__Given task__.
Copy each line in the data that includes the word "wrote".
[Begin]
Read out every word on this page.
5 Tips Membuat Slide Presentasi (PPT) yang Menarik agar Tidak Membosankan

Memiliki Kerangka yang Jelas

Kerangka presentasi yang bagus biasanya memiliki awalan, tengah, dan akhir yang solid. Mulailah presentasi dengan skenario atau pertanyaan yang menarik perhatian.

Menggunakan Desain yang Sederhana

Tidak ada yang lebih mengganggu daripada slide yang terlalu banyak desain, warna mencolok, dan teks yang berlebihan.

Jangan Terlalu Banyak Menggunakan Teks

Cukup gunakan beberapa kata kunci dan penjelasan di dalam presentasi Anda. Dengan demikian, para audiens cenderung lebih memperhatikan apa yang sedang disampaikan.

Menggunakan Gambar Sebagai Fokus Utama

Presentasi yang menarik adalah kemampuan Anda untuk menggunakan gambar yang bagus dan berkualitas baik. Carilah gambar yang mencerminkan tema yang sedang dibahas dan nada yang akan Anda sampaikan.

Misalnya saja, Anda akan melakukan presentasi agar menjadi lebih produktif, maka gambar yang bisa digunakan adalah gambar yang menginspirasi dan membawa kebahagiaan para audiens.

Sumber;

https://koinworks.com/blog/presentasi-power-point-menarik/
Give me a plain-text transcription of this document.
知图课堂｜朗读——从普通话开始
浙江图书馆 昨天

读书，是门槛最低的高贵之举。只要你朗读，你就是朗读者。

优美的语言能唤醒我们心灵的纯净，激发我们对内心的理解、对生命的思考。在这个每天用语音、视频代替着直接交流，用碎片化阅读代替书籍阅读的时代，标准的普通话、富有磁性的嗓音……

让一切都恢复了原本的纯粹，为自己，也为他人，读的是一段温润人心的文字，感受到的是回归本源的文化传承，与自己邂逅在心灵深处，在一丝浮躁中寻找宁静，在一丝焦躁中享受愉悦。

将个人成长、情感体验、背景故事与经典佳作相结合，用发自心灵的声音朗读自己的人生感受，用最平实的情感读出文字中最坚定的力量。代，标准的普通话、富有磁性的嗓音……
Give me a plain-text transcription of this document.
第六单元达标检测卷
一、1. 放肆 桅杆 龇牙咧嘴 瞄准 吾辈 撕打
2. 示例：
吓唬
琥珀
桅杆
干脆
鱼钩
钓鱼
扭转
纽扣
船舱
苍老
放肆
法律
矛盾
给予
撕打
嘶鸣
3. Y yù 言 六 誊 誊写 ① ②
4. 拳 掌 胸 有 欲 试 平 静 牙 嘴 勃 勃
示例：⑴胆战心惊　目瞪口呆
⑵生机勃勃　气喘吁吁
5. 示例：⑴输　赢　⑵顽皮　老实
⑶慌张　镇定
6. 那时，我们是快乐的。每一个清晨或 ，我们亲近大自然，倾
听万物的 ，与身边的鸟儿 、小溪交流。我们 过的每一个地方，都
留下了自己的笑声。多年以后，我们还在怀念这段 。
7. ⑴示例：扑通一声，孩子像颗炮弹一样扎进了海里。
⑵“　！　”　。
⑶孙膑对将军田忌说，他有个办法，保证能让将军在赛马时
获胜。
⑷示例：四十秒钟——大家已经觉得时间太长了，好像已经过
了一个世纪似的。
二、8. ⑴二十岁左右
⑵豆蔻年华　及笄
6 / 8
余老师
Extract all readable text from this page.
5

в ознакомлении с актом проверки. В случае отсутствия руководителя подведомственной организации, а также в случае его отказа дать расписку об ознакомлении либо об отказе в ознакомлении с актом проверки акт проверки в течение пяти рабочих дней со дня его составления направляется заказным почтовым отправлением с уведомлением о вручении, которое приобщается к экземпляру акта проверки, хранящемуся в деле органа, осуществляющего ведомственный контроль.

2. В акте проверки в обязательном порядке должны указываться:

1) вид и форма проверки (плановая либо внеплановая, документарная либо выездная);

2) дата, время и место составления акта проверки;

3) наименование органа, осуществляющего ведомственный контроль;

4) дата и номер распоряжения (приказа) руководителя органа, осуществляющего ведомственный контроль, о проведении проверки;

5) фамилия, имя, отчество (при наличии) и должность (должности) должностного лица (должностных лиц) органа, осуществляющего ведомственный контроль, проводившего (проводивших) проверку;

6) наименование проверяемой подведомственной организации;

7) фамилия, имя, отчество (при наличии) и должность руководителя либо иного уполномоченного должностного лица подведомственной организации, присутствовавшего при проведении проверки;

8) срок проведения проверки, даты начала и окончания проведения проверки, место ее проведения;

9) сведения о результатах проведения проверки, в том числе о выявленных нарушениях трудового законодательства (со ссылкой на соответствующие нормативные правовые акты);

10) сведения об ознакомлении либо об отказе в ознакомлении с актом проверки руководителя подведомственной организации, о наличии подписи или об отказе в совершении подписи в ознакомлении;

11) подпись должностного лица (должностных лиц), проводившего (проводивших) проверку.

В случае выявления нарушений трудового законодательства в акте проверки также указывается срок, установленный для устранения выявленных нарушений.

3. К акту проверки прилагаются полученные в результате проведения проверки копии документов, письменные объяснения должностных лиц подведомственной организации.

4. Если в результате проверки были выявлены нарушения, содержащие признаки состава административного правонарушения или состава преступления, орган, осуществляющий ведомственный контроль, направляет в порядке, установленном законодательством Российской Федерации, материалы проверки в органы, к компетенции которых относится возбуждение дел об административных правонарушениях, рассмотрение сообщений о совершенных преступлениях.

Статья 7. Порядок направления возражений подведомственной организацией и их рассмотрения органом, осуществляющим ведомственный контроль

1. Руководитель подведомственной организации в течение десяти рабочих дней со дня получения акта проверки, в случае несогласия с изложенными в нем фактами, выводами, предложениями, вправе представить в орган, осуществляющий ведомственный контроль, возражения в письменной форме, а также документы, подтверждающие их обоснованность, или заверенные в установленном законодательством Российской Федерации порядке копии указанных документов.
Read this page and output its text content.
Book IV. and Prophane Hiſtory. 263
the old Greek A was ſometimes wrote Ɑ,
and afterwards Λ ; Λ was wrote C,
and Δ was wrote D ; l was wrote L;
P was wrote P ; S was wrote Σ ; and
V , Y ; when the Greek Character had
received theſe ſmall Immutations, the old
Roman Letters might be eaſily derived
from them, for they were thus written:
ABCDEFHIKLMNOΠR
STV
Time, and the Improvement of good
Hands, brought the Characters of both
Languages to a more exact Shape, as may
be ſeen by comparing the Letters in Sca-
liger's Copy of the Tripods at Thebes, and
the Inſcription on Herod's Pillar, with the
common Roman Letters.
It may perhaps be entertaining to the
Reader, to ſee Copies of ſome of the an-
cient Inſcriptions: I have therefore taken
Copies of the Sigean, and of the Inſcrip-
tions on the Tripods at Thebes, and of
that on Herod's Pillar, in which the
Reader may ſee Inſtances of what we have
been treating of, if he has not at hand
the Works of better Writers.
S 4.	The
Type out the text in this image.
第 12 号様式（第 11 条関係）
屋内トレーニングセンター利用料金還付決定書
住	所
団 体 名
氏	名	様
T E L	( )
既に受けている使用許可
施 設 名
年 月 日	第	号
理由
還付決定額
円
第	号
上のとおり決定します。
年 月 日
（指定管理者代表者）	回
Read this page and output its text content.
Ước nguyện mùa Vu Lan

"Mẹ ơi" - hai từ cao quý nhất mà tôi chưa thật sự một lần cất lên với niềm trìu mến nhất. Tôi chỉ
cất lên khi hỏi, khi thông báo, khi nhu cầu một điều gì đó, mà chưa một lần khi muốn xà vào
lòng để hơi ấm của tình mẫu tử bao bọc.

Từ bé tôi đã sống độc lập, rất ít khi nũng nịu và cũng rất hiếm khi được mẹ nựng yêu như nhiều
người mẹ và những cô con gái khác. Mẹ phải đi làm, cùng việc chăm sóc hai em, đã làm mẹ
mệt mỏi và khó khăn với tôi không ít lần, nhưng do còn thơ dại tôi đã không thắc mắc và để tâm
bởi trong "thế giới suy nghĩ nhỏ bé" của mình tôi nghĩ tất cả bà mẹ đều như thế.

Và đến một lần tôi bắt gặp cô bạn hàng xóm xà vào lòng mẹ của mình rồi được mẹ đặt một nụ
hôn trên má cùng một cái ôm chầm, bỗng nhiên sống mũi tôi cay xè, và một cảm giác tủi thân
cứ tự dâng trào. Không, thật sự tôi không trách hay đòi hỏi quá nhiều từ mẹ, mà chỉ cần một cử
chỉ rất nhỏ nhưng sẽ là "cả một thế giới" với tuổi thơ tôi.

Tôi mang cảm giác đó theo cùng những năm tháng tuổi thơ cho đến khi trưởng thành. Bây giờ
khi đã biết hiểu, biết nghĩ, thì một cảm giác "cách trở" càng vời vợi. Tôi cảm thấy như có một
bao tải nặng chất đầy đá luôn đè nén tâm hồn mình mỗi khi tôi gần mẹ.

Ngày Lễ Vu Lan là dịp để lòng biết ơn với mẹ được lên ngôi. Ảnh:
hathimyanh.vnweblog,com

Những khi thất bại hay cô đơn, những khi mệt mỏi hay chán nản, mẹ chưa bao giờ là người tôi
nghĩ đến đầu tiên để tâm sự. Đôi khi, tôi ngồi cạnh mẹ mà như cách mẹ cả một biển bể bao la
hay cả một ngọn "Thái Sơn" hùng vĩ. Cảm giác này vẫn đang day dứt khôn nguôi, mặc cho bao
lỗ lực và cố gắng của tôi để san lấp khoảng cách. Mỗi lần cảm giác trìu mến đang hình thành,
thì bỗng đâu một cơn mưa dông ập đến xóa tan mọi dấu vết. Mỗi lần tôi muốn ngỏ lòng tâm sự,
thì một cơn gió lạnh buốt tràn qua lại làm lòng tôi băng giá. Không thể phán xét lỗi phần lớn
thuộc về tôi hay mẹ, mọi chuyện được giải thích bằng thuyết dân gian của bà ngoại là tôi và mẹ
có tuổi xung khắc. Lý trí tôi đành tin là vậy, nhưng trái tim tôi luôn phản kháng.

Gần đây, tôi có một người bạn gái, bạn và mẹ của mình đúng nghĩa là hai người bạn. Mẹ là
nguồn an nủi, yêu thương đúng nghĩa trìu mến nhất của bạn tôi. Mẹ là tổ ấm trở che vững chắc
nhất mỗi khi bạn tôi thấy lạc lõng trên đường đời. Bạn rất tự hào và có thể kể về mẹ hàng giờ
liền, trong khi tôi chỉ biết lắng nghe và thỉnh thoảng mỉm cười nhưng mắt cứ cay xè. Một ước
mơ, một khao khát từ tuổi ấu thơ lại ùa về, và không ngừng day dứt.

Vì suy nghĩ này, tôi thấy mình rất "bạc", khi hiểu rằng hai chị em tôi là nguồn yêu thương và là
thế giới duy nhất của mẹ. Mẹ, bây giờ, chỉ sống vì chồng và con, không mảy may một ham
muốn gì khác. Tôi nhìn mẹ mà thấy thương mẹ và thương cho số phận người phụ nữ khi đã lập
[End]
__Answer to this exercise__.
the old Greek A was ſometimes wrote Ɑ,
and afterwards Λ ; Λ was wrote C,
and Δ was wrote D ; l was wrote L;
P was wrote P ; S was wrote Σ ; and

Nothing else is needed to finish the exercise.